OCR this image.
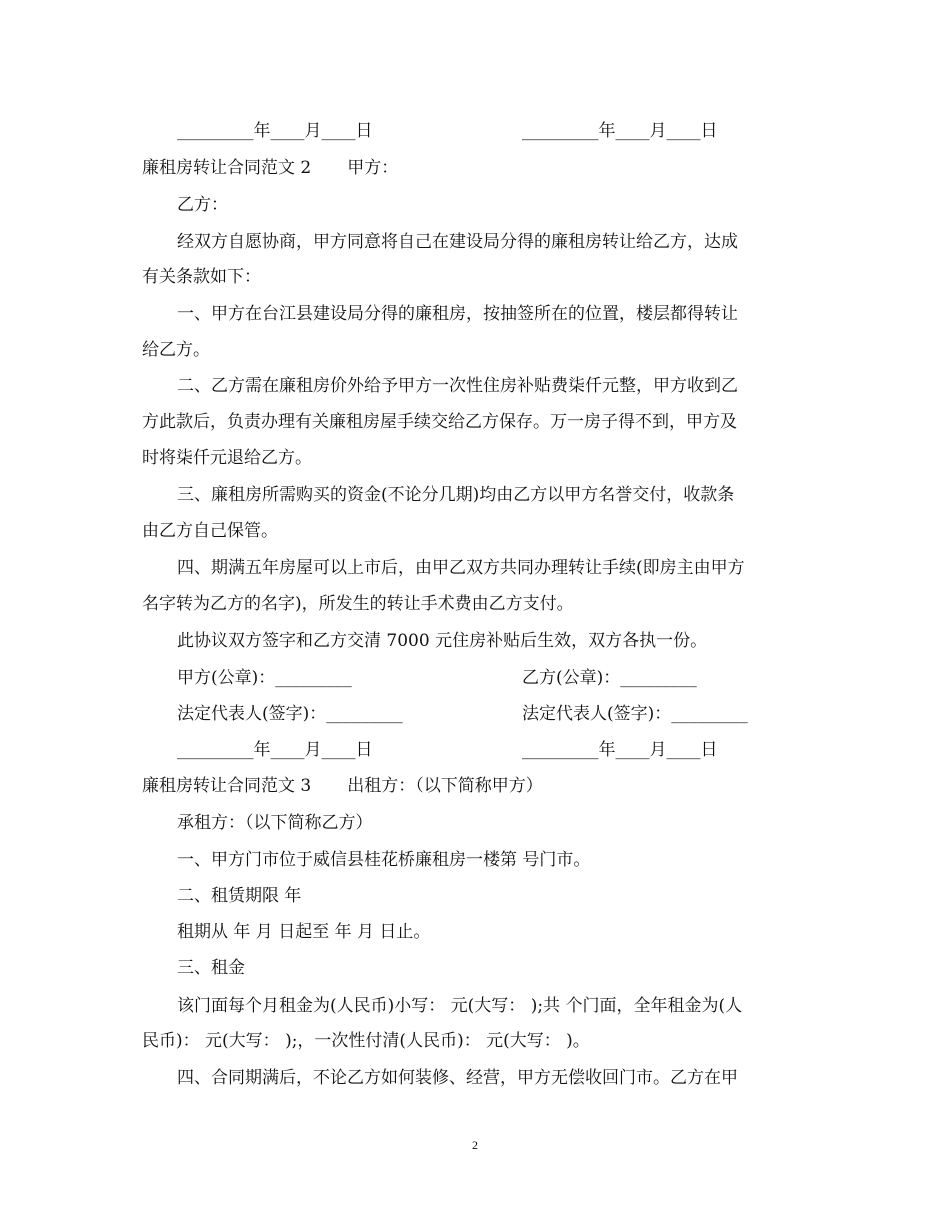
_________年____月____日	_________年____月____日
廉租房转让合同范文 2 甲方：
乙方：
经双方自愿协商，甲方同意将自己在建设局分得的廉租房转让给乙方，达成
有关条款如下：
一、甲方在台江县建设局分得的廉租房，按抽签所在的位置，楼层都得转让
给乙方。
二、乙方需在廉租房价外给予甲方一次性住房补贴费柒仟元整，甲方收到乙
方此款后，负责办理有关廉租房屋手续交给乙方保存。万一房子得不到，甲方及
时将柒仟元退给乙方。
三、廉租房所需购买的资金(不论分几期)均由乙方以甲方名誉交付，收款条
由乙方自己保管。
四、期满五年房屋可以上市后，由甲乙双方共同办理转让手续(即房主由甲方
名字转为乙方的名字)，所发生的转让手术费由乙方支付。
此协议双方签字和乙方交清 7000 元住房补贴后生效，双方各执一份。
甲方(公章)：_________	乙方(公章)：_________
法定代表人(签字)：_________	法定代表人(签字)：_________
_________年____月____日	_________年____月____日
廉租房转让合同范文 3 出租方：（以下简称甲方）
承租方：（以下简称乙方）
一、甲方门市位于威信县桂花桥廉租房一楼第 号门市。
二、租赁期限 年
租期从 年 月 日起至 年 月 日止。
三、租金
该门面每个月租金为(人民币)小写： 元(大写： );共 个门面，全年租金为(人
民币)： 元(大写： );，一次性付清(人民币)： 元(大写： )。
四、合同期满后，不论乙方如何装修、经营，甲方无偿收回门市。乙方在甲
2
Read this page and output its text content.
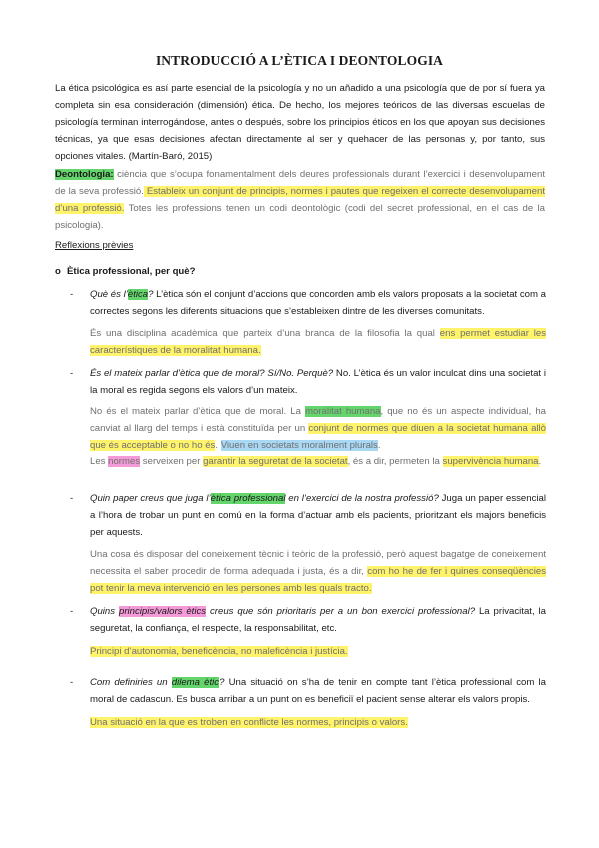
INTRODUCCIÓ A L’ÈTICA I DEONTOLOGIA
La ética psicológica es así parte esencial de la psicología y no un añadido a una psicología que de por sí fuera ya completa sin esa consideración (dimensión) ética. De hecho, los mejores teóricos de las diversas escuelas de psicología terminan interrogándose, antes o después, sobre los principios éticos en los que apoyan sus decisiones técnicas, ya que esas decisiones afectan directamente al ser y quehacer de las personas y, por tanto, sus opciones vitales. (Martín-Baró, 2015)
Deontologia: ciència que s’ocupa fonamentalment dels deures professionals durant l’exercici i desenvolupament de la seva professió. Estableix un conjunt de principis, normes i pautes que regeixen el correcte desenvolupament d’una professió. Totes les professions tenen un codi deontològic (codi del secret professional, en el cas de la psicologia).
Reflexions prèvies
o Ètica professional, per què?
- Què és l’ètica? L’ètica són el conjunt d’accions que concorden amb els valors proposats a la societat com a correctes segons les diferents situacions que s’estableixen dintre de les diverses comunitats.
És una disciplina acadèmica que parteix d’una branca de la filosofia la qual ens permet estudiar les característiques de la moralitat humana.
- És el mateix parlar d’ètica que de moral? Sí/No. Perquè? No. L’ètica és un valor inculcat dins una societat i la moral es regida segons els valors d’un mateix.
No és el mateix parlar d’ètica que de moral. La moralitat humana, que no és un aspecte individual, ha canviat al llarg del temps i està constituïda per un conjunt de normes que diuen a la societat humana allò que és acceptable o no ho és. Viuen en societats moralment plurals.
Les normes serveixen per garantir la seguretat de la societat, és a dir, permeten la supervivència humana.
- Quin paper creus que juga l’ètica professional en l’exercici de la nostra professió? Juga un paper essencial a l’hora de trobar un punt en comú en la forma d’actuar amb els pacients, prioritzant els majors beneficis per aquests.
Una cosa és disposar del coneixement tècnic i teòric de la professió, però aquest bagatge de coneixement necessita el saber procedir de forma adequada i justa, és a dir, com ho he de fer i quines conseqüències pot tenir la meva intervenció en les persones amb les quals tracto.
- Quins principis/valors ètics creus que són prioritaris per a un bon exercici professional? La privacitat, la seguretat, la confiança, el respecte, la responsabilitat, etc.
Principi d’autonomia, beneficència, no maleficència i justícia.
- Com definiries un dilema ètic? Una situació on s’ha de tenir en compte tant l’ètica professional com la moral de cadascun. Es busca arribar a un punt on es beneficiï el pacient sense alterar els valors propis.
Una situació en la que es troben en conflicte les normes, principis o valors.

__REQUIRED WORK__
Reproduce the full listing faithfully, but do not carry over any pictures.

__COMPLETED TASK__
OCR this image.
_________年____月____日	_________年____月____日
廉租房转让合同范文 2 甲方：
乙方：
经双方自愿协商，甲方同意将自己在建设局分得的廉租房转让给乙方，达成
有关条款如下：
一、甲方在台江县建设局分得的廉租房，按抽签所在的位置，楼层都得转让
给乙方。
二、乙方需在廉租房价外给予甲方一次性住房补贴费柒仟元整，甲方收到乙
方此款后，负责办理有关廉租房屋手续交给乙方保存。万一房子得不到，甲方及
时将柒仟元退给乙方。
三、廉租房所需购买的资金(不论分几期)均由乙方以甲方名誉交付，收款条
由乙方自己保管。
四、期满五年房屋可以上市后，由甲乙双方共同办理转让手续(即房主由甲方
名字转为乙方的名字)，所发生的转让手术费由乙方支付。
此协议双方签字和乙方交清 7000 元住房补贴后生效，双方各执一份。
甲方(公章)：_________	乙方(公章)：_________
法定代表人(签字)：_________	法定代表人(签字)：_________
_________年____月____日	_________年____月____日
廉租房转让合同范文 3 出租方：（以下简称甲方）
承租方：（以下简称乙方）
一、甲方门市位于威信县桂花桥廉租房一楼第 号门市。
二、租赁期限 年
租期从 年 月 日起至 年 月 日止。
三、租金
该门面每个月租金为(人民币)小写： 元(大写： );共 个门面，全年租金为(人
民币)： 元(大写： );，一次性付清(人民币)： 元(大写： )。
四、合同期满后，不论乙方如何装修、经营，甲方无偿收回门市。乙方在甲
2
Read this page and output its text content.
INTRODUCCIÓ A L’ÈTICA I DEONTOLOGIA
La ética psicológica es así parte esencial de la psicología y no un añadido a una psicología que de por sí fuera ya completa sin esa consideración (dimensión) ética. De hecho, los mejores teóricos de las diversas escuelas de psicología terminan interrogándose, antes o después, sobre los principios éticos en los que apoyan sus decisiones técnicas, ya que esas decisiones afectan directamente al ser y quehacer de las personas y, por tanto, sus opciones vitales. (Martín-Baró, 2015)
Deontologia: ciència que s’ocupa fonamentalment dels deures professionals durant l’exercici i desenvolupament de la seva professió. Estableix un conjunt de principis, normes i pautes que regeixen el correcte desenvolupament d’una professió. Totes les professions tenen un codi deontològic (codi del secret professional, en el cas de la psicologia).
Reflexions prèvies
o Ètica professional, per què?
- Què és l’ètica? L’ètica són el conjunt d’accions que concorden amb els valors proposats a la societat com a correctes segons les diferents situacions que s’estableixen dintre de les diverses comunitats.
És una disciplina acadèmica que parteix d’una branca de la filosofia la qual ens permet estudiar les característiques de la moralitat humana.
- És el mateix parlar d’ètica que de moral? Sí/No. Perquè? No. L’ètica és un valor inculcat dins una societat i la moral es regida segons els valors d’un mateix.
No és el mateix parlar d’ètica que de moral. La moralitat humana, que no és un aspecte individual, ha canviat al llarg del temps i està constituïda per un conjunt de normes que diuen a la societat humana allò que és acceptable o no ho és. Viuen en societats moralment plurals.
Les normes serveixen per garantir la seguretat de la societat, és a dir, permeten la supervivència humana.
- Quin paper creus que juga l’ètica professional en l’exercici de la nostra professió? Juga un paper essencial a l’hora de trobar un punt en comú en la forma d’actuar amb els pacients, prioritzant els majors beneficis per aquests.
Una cosa és disposar del coneixement tècnic i teòric de la professió, però aquest bagatge de coneixement necessita el saber procedir de forma adequada i justa, és a dir, com ho he de fer i quines conseqüències pot tenir la meva intervenció en les persones amb les quals tracto.
- Quins principis/valors ètics creus que són prioritaris per a un bon exercici professional? La privacitat, la seguretat, la confiança, el respecte, la responsabilitat, etc.
Principi d’autonomia, beneficència, no maleficència i justícia.
- Com definiries un dilema ètic? Una situació on s’ha de tenir en compte tant l’ètica professional com la moral de cadascun. Es busca arribar a un punt on es beneficiï el pacient sense alterar els valors propis.
Una situació en la que es troben en conflicte les normes, principis o valors.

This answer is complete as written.